__WRITTEN REQUEST__
Extract all records. Keep each one exact.

========

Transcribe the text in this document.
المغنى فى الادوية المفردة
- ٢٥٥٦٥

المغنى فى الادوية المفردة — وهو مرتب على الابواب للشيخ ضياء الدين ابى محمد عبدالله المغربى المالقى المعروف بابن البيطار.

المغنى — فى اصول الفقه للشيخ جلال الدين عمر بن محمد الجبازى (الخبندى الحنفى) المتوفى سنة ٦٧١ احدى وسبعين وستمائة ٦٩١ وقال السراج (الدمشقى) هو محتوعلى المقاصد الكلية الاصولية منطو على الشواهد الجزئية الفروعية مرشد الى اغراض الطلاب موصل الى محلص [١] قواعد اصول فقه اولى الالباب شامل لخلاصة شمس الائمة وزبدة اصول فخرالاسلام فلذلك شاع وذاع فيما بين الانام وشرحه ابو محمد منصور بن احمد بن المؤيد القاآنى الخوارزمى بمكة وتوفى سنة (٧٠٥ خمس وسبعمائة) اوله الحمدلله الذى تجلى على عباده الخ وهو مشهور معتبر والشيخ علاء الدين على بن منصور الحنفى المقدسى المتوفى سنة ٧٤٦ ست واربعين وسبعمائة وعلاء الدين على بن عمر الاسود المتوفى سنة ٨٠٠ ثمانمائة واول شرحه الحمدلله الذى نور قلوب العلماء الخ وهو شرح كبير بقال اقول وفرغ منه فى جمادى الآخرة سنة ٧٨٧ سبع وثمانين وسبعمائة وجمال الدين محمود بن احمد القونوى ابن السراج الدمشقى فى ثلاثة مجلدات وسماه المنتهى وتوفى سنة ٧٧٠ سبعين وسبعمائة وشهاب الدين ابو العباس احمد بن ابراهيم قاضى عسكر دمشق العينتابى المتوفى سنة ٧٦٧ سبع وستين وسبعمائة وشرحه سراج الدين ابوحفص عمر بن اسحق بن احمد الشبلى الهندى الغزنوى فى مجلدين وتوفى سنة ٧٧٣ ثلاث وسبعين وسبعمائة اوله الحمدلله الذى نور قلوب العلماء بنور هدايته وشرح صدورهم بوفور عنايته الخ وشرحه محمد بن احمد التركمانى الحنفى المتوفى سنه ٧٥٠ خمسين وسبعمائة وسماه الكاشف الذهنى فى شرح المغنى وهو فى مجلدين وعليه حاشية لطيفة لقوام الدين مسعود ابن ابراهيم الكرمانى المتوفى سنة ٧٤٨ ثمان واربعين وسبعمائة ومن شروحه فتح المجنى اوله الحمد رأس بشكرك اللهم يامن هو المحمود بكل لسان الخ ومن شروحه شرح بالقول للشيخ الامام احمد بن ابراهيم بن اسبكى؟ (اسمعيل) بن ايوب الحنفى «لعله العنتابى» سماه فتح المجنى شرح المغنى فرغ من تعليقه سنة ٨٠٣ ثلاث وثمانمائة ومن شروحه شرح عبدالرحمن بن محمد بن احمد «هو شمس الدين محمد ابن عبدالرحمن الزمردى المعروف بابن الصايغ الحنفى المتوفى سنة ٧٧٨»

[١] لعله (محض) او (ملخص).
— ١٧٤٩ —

========

__THE REPLY__
Transcribe the text in this document.
المغنى فى الادوية المفردة
- ٢٥٥٦٥

المغنى فى الادوية المفردة — وهو مرتب على الابواب للشيخ ضياء الدين ابى محمد عبدالله المغربى المالقى المعروف بابن البيطار.

المغنى — فى اصول الفقه للشيخ جلال الدين عمر بن محمد الجبازى (الخبندى الحنفى) المتوفى سنة ٦٧١ احدى وسبعين وستمائة ٦٩١ وقال السراج (الدمشقى) هو محتوعلى المقاصد الكلية الاصولية منطو على الشواهد الجزئية الفروعية مرشد الى اغراض الطلاب موصل الى محلص [١] قواعد اصول فقه اولى الالباب شامل لخلاصة شمس الائمة وزبدة اصول فخرالاسلام فلذلك شاع وذاع فيما بين الانام وشرحه ابو محمد منصور بن احمد بن المؤيد القاآنى الخوارزمى بمكة وتوفى سنة (٧٠٥ خمس وسبعمائة) اوله الحمدلله الذى تجلى على عباده الخ وهو مشهور معتبر والشيخ علاء الدين على بن منصور الحنفى المقدسى المتوفى سنة ٧٤٦ ست واربعين وسبعمائة وعلاء الدين على بن عمر الاسود المتوفى سنة ٨٠٠ ثمانمائة واول شرحه الحمدلله الذى نور قلوب العلماء الخ وهو شرح كبير بقال اقول وفرغ منه فى جمادى الآخرة سنة ٧٨٧ سبع وثمانين وسبعمائة وجمال الدين محمود بن احمد القونوى ابن السراج الدمشقى فى ثلاثة مجلدات وسماه المنتهى وتوفى سنة ٧٧٠ سبعين وسبعمائة وشهاب الدين ابو العباس احمد بن ابراهيم قاضى عسكر دمشق العينتابى المتوفى سنة ٧٦٧ سبع وستين وسبعمائة وشرحه سراج الدين ابوحفص عمر بن اسحق بن احمد الشبلى الهندى الغزنوى فى مجلدين وتوفى سنة ٧٧٣ ثلاث وسبعين وسبعمائة اوله الحمدلله الذى نور قلوب العلماء بنور هدايته وشرح صدورهم بوفور عنايته الخ وشرحه محمد بن احمد التركمانى الحنفى المتوفى سنه ٧٥٠ خمسين وسبعمائة وسماه الكاشف الذهنى فى شرح المغنى وهو فى مجلدين وعليه حاشية لطيفة لقوام الدين مسعود ابن ابراهيم الكرمانى المتوفى سنة ٧٤٨ ثمان واربعين وسبعمائة ومن شروحه فتح المجنى اوله الحمد رأس بشكرك اللهم يامن هو المحمود بكل لسان الخ ومن شروحه شرح بالقول للشيخ الامام احمد بن ابراهيم بن اسبكى؟ (اسمعيل) بن ايوب الحنفى «لعله العنتابى» سماه فتح المجنى شرح المغنى فرغ من تعليقه سنة ٨٠٣ ثلاث وثمانمائة ومن شروحه شرح عبدالرحمن بن محمد بن احمد «هو شمس الدين محمد ابن عبدالرحمن الزمردى المعروف بابن الصايغ الحنفى المتوفى سنة ٧٧٨»

[١] لعله (محض) او (ملخص).
— ١٧٤٩ —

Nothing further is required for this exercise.